* Goal of the exercise
Images should be left out, and everything else in the listing reproduced exactly.

BEGIN

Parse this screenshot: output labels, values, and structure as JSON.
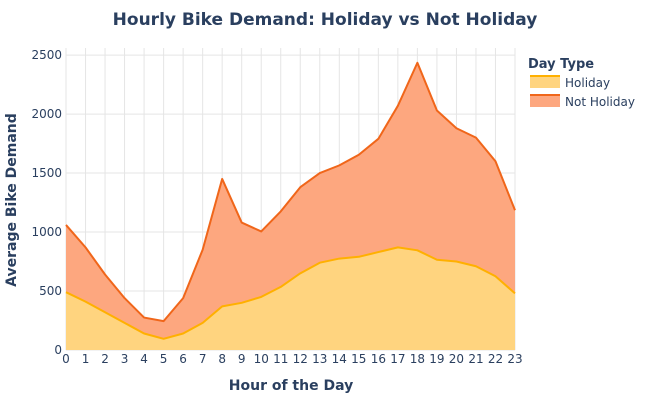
{
  "chart_data": {
    "type": "area",
    "stacked": true,
    "title": "Hourly Bike Demand: Holiday vs Not Holiday",
    "xlabel": "Hour of the Day",
    "ylabel": "Average Bike Demand",
    "x": [
      0,
      1,
      2,
      3,
      4,
      5,
      6,
      7,
      8,
      9,
      10,
      11,
      12,
      13,
      14,
      15,
      16,
      17,
      18,
      19,
      20,
      21,
      22,
      23
    ],
    "xlim": [
      0,
      23
    ],
    "ylim": [
      0,
      2560
    ],
    "yticks": [
      0,
      500,
      1000,
      1500,
      2000,
      2500
    ],
    "grid": true,
    "legend": {
      "title": "Day Type",
      "position": "top-right"
    },
    "series": [
      {
        "name": "Holiday",
        "line_color": "#FFB000",
        "fill_color": "#FFD47F",
        "values": [
          490,
          410,
          320,
          230,
          140,
          95,
          140,
          230,
          370,
          400,
          450,
          535,
          650,
          740,
          775,
          790,
          830,
          870,
          845,
          765,
          750,
          710,
          625,
          480
        ]
      },
      {
        "name": "Not Holiday",
        "line_color": "#F0661A",
        "fill_color": "#FDA77F",
        "values": [
          570,
          460,
          320,
          210,
          135,
          150,
          300,
          620,
          1080,
          680,
          555,
          640,
          730,
          760,
          790,
          865,
          960,
          1200,
          1590,
          1265,
          1130,
          1090,
          975,
          705
        ]
      }
    ]
  }
}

END

* Result of this exercise
Parse this screenshot: output labels, values, and structure as JSON.
{
  "chart_data": {
    "type": "area",
    "stacked": true,
    "title": "Hourly Bike Demand: Holiday vs Not Holiday",
    "xlabel": "Hour of the Day",
    "ylabel": "Average Bike Demand",
    "x": [
      0,
      1,
      2,
      3,
      4,
      5,
      6,
      7,
      8,
      9,
      10,
      11,
      12,
      13,
      14,
      15,
      16,
      17,
      18,
      19,
      20,
      21,
      22,
      23
    ],
    "xlim": [
      0,
      23
    ],
    "ylim": [
      0,
      2560
    ],
    "yticks": [
      0,
      500,
      1000,
      1500,
      2000,
      2500
    ],
    "grid": true,
    "legend": {
      "title": "Day Type",
      "position": "top-right"
    },
    "series": [
      {
        "name": "Holiday",
        "line_color": "#FFB000",
        "fill_color": "#FFD47F",
        "values": [
          490,
          410,
          320,
          230,
          140,
          95,
          140,
          230,
          370,
          400,
          450,
          535,
          650,
          740,
          775,
          790,
          830,
          870,
          845,
          765,
          750,
          710,
          625,
          480
        ]
      },
      {
        "name": "Not Holiday",
        "line_color": "#F0661A",
        "fill_color": "#FDA77F",
        "values": [
          570,
          460,
          320,
          210,
          135,
          150,
          300,
          620,
          1080,
          680,
          555,
          640,
          730,
          760,
          790,
          865,
          960,
          1200,
          1590,
          1265,
          1130,
          1090,
          975,
          705
        ]
      }
    ]
  }
}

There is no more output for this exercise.